[Stored records]
· · · ·

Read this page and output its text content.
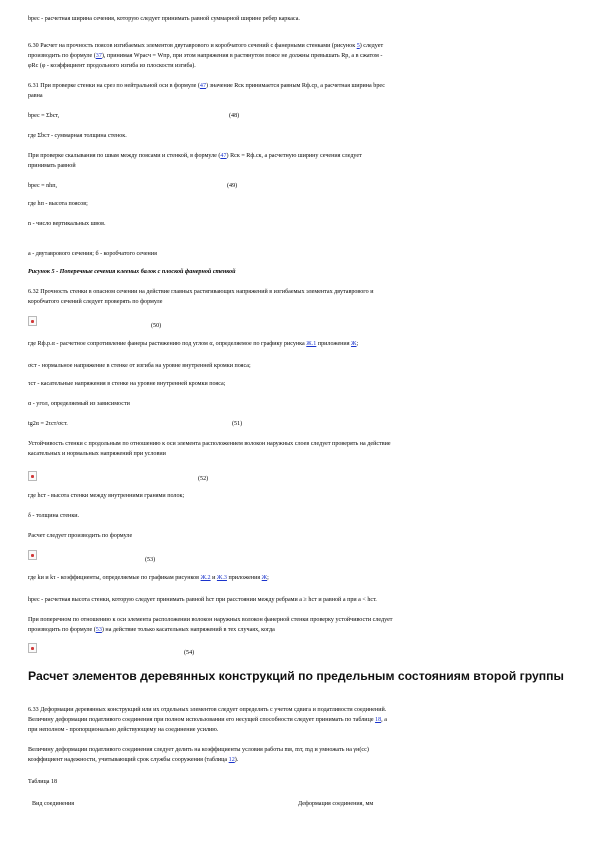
bрес - расчетная ширина сечения, которую следует принимать равной суммарной ширине ребер каркаса.
6.30 Расчет на прочность поясов изгибаемых элементов двутаврового и коробчатого сечений с фанерными стенками (рисунок 5) следует
производить по формуле (37), принимая Wрасч = Wпр, при этом напряжения в растянутом поясе не должны превышать Rр, а в сжатом -
φRс (φ - коэффициент продольного изгиба из плоскости изгиба).
6.31 При проверке стенки на срез по нейтральной оси в формуле (47) значение Rск принимается равным Rф.ср, а расчетная ширина bрес
равна
bрес = Σbст,	(48)
где Σbст - суммарная толщина стенок.
При проверке скалывания по швам между поясами и стенкой, в формуле (47) Rск = Rф.ск, а расчетную ширину сечения следует
принимать равной
bрес = nhп,	(49)
где hп - высота поясов;
n - число вертикальных швов.
а - двутаврового сечения; б - коробчатого сечения
Рисунок 5 - Поперечные сечения клееных балок с плоской фанерной стенкой
6.32 Прочность стенки в опасном сечении на действие главных растягивающих напряжений в изгибаемых элементах двутаврового и
коробчатого сечений следует проверять по формуле
(50)
где Rф.р.α - расчетное сопротивление фанеры растяжению под углом α, определяемое по графику рисунка Ж.1 приложения Ж;
σст - нормальное напряжение в стенке от изгиба на уровне внутренней кромки пояса;
τст - касательные напряжения в стенке на уровне внутренней кромки пояса;
α - угол, определяемый из зависимости
tg2α = 2τст/σст.	(51)
Устойчивость стенки с продольным по отношению к оси элемента расположением волокон наружных слоев следует проверять на действие
касательных и нормальных напряжений при условии
(52)
где hст - высота стенки между внутренними гранями полок;
δ - толщина стенки.
Расчет следует производить по формуле
(53)
где kи и kτ - коэффициенты, определяемые по графикам рисунков Ж.2 и Ж.3 приложения Ж;
hрес - расчетная высота стенки, которую следует принимать равной hст при расстоянии между ребрами а ≥ hст и равной а при а < hст.
При поперечном по отношению к оси элемента расположении волокон наружных волокон фанерной стенки проверку устойчивости следует
производить по формуле (53) на действие только касательных напряжений в тех случаях, когда
(54)
Расчет элементов деревянных конструкций по предельным состояниям второй группы
6.33 Деформации деревянных конструкций или их отдельных элементов следует определять с учетом сдвига и податливости соединений.
Величину деформации податливого соединения при полном использовании его несущей способности следует принимать по таблице 18, а
при неполном - пропорционально действующему на соединение усилию.
Величину деформации податливого соединения следует делить на коэффициенты условия работы mв, mт, mд и умножать на γн(сс)
коэффициент надежности, учитывающий срок службы сооружения (таблица 12).
Таблица 18
Вид соединения	Деформация соединения, мм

· · · ·

*Problem to work on*
Identify each line containing the string "податливого" and copy it out.

*Answer*
Величину деформации податливого соединения при полном использовании его несущей способности следует принимать по таблице 18, а
Величину деформации податливого соединения следует делить на коэффициенты условия работы mв, mт, mд и умножать на γн(сс)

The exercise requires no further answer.